>> BEGIN

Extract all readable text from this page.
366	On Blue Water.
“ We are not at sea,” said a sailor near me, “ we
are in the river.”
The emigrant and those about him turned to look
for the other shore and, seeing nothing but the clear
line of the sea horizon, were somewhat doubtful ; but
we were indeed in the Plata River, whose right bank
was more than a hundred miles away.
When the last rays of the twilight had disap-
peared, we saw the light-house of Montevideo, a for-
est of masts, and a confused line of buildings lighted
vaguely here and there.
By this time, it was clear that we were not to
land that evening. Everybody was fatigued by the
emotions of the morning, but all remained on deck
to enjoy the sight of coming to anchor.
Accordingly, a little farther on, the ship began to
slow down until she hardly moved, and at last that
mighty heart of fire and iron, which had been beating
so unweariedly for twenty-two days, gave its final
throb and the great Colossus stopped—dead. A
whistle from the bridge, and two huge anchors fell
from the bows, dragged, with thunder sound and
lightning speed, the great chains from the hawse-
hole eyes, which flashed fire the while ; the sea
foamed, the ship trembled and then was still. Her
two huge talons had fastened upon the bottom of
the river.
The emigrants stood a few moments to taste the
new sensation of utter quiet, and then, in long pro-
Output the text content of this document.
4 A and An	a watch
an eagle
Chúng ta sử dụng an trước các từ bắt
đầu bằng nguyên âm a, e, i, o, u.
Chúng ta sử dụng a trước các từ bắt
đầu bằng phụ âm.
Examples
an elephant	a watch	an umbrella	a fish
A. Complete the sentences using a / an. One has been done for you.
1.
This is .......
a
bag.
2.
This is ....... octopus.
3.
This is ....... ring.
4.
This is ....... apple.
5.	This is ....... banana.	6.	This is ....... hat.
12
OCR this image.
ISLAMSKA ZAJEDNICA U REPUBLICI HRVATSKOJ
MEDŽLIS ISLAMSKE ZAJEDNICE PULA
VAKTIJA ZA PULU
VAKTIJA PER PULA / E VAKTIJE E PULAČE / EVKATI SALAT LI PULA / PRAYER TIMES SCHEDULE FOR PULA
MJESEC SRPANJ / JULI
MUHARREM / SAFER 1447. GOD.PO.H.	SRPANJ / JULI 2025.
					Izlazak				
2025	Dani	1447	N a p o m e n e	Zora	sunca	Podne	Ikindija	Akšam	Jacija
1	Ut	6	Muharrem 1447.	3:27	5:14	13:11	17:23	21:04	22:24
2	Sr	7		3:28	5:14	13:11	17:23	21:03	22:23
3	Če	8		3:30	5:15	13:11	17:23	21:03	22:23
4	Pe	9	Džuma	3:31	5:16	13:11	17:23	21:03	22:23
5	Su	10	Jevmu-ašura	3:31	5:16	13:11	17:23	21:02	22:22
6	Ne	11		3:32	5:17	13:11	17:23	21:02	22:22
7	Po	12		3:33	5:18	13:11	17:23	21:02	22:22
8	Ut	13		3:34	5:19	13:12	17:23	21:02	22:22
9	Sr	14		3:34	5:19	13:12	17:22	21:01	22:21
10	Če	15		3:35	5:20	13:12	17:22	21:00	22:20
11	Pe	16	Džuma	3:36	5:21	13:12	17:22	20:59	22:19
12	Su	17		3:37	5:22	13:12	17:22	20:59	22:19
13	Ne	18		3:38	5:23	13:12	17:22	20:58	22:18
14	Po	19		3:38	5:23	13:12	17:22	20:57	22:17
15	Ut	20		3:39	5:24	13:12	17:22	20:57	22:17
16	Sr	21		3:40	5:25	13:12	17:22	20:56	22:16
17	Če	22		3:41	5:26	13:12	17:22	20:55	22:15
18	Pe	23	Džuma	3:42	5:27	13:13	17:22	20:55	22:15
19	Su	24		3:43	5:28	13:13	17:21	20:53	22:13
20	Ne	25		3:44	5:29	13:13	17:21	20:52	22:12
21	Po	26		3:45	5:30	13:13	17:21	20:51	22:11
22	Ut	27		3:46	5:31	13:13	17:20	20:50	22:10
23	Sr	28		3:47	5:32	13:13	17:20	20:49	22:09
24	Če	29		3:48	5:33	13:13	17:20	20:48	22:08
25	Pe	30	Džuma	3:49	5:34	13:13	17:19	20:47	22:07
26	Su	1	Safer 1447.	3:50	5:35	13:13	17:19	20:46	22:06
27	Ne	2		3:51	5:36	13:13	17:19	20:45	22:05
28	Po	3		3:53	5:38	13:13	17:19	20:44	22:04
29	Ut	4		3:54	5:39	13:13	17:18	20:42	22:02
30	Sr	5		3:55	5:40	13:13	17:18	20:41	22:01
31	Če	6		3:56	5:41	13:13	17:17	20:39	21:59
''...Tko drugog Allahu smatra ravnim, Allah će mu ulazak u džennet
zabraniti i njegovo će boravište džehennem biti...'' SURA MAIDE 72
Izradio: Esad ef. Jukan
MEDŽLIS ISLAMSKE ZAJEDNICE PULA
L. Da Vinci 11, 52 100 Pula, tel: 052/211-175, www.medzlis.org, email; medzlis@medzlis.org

>> END

AIM
List each line holding the string "ship".

RESULT OF THIS EXERCISE
Accordingly, a little farther on, the ship began to
foamed, the ship trembled and then was still. Her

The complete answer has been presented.